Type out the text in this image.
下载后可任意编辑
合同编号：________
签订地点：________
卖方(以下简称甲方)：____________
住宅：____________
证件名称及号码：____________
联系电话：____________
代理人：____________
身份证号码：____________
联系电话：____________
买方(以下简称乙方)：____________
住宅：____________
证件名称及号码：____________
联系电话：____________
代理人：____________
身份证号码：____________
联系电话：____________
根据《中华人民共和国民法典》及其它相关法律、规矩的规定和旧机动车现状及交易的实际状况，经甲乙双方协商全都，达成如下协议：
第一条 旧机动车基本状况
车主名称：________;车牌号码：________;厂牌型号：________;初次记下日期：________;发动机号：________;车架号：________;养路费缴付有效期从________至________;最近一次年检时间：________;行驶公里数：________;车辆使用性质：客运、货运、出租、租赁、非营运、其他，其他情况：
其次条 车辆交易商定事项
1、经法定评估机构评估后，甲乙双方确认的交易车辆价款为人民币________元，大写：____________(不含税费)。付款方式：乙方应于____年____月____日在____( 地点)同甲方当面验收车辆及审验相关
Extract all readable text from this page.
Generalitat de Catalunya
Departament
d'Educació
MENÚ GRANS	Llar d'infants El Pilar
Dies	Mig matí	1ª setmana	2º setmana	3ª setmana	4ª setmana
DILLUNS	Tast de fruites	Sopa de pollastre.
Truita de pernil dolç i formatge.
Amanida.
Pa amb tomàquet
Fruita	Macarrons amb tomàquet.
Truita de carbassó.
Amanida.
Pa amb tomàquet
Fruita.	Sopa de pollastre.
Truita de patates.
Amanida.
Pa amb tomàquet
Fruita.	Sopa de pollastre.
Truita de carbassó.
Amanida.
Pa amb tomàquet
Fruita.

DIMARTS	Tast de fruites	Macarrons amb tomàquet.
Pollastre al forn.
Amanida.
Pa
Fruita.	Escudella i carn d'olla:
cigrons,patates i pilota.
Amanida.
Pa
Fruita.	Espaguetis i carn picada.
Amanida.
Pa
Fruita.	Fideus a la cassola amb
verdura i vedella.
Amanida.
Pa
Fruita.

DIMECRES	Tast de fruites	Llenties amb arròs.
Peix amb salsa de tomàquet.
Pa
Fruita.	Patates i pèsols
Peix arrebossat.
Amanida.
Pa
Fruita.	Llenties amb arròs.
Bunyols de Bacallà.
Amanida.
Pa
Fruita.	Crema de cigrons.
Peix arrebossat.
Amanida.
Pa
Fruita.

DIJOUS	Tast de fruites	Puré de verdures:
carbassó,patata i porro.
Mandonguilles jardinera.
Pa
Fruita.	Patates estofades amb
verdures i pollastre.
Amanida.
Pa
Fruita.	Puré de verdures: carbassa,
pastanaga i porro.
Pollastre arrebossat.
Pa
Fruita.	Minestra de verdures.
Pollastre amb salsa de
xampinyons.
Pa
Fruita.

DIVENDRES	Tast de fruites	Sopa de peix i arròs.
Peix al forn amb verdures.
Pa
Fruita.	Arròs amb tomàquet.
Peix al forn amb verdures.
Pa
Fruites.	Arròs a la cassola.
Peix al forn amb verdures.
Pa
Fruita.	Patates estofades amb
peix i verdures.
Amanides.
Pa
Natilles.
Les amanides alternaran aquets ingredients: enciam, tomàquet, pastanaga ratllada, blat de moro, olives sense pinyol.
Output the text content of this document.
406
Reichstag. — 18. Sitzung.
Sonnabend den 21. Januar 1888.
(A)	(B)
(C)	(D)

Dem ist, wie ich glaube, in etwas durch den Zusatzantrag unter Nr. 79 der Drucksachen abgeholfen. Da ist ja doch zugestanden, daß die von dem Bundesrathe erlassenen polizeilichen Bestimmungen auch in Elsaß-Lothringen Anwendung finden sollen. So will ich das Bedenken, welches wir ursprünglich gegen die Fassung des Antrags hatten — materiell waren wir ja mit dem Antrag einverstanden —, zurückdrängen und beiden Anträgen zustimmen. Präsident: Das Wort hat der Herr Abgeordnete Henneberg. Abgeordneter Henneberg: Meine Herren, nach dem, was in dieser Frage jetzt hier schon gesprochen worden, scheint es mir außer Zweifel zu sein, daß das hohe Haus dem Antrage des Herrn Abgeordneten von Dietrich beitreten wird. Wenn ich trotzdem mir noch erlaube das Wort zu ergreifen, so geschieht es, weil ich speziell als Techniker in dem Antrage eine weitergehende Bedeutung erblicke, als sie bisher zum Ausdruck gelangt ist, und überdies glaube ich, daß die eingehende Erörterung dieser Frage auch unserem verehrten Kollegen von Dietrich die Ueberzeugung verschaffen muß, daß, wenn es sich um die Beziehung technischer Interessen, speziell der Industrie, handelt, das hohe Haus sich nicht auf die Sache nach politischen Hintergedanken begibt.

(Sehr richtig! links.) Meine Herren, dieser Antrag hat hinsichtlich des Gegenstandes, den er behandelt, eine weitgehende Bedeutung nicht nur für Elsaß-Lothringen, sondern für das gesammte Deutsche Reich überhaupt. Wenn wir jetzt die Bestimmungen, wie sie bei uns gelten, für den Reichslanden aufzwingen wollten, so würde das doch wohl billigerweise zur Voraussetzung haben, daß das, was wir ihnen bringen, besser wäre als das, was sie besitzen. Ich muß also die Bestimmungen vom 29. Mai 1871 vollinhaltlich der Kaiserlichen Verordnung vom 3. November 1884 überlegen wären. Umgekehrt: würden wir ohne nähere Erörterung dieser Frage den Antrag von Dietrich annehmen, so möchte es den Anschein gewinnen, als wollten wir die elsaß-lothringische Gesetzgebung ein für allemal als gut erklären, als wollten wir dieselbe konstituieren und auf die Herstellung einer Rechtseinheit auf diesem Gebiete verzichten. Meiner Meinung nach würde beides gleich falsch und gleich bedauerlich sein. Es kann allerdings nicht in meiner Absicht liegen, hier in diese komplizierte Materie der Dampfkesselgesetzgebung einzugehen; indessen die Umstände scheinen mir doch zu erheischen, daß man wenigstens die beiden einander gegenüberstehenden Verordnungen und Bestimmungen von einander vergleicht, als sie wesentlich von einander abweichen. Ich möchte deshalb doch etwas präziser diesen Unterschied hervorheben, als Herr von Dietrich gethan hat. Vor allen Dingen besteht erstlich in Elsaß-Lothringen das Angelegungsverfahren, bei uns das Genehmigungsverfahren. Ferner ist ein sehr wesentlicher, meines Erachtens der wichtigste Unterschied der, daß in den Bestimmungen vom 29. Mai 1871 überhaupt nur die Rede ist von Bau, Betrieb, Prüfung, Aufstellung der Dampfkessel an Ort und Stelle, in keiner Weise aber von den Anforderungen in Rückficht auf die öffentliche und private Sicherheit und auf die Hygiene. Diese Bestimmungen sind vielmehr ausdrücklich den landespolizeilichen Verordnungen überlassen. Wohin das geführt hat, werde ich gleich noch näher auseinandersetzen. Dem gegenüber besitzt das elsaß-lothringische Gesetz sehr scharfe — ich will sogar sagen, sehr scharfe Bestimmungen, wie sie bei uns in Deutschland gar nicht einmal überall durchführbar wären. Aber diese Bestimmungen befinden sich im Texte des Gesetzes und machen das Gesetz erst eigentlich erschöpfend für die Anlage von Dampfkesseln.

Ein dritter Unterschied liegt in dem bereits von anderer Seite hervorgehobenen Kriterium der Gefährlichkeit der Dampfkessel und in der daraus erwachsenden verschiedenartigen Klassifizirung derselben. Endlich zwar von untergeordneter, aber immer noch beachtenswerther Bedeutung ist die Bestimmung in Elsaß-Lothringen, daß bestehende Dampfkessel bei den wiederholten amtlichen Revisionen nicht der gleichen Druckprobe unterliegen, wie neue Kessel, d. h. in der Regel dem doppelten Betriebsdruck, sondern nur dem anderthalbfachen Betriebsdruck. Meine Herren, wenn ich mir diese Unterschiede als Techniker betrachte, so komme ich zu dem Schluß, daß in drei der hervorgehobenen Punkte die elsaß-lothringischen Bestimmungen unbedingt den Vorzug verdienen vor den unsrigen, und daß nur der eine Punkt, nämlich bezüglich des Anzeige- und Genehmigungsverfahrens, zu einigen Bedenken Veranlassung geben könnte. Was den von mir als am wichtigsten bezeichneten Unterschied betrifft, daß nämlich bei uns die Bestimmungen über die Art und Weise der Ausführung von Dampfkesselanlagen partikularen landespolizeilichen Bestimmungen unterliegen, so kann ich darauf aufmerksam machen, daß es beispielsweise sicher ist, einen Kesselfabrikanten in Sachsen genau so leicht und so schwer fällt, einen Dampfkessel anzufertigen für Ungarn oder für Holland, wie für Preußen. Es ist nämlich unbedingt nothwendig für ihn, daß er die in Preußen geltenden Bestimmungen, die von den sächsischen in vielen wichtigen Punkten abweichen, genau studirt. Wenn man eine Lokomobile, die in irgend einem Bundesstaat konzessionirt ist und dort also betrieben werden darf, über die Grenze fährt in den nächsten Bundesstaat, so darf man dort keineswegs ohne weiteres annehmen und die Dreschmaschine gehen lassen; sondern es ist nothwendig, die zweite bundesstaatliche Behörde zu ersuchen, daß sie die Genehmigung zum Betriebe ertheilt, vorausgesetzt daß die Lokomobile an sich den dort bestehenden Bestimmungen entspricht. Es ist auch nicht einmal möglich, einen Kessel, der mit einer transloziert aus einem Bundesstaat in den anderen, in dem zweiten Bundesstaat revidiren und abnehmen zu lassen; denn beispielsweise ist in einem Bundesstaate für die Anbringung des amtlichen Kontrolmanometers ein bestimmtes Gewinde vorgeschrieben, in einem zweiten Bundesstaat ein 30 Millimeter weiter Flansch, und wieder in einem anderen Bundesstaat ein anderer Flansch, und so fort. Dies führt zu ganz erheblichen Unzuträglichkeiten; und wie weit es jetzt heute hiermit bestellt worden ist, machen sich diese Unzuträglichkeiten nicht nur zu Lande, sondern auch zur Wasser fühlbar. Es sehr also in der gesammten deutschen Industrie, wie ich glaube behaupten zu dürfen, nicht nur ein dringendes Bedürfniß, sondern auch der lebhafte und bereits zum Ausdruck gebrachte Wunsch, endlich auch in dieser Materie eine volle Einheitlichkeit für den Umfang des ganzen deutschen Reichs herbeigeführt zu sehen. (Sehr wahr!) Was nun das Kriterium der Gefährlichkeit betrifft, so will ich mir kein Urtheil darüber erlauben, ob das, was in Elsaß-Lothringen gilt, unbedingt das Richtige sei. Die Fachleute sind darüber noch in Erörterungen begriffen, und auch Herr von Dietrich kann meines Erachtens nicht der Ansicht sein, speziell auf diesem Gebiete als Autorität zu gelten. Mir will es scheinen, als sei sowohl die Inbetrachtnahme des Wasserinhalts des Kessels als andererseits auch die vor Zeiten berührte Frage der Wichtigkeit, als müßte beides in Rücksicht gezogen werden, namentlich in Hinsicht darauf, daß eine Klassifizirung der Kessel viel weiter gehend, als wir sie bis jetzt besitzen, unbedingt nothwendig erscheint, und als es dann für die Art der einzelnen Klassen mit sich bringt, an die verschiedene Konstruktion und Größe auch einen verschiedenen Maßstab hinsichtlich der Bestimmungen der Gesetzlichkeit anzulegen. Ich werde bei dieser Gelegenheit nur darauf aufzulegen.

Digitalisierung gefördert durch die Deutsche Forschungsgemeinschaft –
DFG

--------------------------------

**Set task:** Find the number of lines in which the word "Truita" occurs, and write nothing but that number.

**Expected answer:** 4